* Start *

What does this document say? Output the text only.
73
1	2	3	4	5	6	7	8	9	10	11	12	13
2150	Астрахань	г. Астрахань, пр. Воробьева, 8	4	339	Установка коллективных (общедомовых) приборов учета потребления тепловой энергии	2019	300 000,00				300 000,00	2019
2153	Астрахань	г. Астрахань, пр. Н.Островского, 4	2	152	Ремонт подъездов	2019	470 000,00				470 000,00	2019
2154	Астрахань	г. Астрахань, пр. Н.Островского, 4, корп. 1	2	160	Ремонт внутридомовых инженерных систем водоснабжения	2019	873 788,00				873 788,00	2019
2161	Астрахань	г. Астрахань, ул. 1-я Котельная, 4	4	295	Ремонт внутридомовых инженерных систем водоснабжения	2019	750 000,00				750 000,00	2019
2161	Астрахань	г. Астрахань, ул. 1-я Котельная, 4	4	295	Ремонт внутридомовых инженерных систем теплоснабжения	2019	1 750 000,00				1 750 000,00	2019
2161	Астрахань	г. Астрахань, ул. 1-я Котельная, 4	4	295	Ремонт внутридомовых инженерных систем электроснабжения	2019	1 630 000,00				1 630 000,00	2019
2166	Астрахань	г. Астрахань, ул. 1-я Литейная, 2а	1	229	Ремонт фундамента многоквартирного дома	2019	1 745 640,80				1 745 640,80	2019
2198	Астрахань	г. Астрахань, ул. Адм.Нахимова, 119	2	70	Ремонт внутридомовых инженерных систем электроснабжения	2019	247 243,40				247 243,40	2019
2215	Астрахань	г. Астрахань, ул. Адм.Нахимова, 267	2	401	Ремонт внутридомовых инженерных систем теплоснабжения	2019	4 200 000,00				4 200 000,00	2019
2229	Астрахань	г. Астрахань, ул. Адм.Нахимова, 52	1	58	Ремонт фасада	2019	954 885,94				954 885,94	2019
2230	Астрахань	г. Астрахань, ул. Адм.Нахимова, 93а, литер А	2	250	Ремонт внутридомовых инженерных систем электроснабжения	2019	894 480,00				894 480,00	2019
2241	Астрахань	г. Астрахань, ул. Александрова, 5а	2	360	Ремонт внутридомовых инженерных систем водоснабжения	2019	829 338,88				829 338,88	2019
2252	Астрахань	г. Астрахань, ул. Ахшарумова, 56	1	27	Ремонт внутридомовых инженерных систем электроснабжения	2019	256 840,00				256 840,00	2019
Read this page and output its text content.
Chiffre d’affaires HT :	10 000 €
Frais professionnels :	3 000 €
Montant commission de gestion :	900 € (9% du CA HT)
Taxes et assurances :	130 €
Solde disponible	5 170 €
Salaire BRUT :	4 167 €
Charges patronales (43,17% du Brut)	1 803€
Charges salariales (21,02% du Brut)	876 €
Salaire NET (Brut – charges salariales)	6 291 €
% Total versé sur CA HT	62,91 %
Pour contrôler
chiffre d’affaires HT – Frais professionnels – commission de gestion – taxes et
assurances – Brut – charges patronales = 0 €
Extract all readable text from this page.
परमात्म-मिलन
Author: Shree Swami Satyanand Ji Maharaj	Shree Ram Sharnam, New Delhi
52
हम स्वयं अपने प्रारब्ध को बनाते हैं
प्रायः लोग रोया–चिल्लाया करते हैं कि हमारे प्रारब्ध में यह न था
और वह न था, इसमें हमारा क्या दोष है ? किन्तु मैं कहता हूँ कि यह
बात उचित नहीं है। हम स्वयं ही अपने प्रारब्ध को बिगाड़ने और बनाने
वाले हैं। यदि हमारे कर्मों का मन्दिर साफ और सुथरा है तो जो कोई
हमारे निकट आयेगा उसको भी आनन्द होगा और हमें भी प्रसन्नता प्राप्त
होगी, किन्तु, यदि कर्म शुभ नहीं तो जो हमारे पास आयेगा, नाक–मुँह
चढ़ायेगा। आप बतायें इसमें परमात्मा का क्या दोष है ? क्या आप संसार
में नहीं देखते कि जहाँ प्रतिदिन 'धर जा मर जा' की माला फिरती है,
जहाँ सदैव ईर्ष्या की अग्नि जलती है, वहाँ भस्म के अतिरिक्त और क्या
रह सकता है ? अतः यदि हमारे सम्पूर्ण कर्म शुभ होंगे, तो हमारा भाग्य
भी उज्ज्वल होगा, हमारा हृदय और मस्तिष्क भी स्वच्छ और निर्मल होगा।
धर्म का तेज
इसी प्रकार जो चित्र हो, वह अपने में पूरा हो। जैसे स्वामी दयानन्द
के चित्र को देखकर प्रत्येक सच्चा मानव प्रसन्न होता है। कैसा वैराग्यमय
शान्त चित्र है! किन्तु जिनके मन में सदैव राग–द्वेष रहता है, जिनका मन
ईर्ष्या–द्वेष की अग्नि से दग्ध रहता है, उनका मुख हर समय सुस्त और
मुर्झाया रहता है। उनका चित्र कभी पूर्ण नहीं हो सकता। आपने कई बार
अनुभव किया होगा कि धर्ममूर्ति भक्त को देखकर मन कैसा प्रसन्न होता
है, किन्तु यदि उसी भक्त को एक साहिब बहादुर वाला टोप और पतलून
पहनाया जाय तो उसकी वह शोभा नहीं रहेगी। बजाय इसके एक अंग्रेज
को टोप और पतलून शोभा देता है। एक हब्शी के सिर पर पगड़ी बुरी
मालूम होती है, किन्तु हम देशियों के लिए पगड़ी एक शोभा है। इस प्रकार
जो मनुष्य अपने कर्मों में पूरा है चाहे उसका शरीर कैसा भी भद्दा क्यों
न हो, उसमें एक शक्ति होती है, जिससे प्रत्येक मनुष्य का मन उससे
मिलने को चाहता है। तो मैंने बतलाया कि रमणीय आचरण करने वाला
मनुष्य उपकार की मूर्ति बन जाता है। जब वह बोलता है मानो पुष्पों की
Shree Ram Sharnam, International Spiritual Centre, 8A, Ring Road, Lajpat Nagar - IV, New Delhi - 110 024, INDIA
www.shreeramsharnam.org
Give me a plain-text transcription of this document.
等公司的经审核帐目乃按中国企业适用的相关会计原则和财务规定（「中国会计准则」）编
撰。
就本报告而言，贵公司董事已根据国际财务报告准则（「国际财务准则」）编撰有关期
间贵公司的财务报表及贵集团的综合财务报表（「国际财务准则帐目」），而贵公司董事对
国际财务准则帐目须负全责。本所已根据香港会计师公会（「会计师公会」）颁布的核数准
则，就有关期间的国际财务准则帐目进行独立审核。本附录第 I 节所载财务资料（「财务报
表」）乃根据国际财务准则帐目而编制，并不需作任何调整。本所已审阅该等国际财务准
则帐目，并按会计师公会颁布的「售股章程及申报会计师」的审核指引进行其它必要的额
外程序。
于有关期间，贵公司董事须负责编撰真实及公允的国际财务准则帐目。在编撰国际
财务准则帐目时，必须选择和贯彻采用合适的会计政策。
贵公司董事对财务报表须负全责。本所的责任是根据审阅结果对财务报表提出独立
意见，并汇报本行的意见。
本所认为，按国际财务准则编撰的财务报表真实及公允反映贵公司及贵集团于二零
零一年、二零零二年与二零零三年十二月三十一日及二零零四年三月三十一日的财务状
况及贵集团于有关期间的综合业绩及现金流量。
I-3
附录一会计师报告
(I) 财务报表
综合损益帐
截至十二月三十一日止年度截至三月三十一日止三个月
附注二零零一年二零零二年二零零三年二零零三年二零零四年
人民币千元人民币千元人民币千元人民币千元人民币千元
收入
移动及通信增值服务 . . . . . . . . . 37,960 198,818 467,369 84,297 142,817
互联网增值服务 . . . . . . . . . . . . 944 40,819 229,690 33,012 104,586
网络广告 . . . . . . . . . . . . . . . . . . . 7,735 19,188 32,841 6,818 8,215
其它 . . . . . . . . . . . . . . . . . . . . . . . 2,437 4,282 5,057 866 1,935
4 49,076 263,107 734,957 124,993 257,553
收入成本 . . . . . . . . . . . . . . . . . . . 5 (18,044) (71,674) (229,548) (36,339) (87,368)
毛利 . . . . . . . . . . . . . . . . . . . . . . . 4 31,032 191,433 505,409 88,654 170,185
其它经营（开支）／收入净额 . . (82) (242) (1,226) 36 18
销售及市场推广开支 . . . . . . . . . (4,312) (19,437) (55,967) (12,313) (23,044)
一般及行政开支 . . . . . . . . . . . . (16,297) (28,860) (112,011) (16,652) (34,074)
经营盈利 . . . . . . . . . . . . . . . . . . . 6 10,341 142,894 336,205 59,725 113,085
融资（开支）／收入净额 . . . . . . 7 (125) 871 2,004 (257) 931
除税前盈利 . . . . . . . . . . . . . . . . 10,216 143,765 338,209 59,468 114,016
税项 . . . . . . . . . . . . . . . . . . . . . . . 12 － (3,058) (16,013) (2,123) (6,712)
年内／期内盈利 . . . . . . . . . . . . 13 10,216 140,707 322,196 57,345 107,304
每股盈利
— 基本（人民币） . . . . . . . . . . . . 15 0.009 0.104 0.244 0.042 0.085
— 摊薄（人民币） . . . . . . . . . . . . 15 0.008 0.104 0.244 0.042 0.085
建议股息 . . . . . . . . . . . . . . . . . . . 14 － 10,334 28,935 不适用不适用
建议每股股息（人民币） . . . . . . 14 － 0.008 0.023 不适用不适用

* End *

**AIM:**
Every line above that contains the word "Salaire" should be reported.

**WRITTEN SOLUTION:**
Salaire BRUT :	4 167 €
Salaire NET (Brut – charges salariales)	6 291 €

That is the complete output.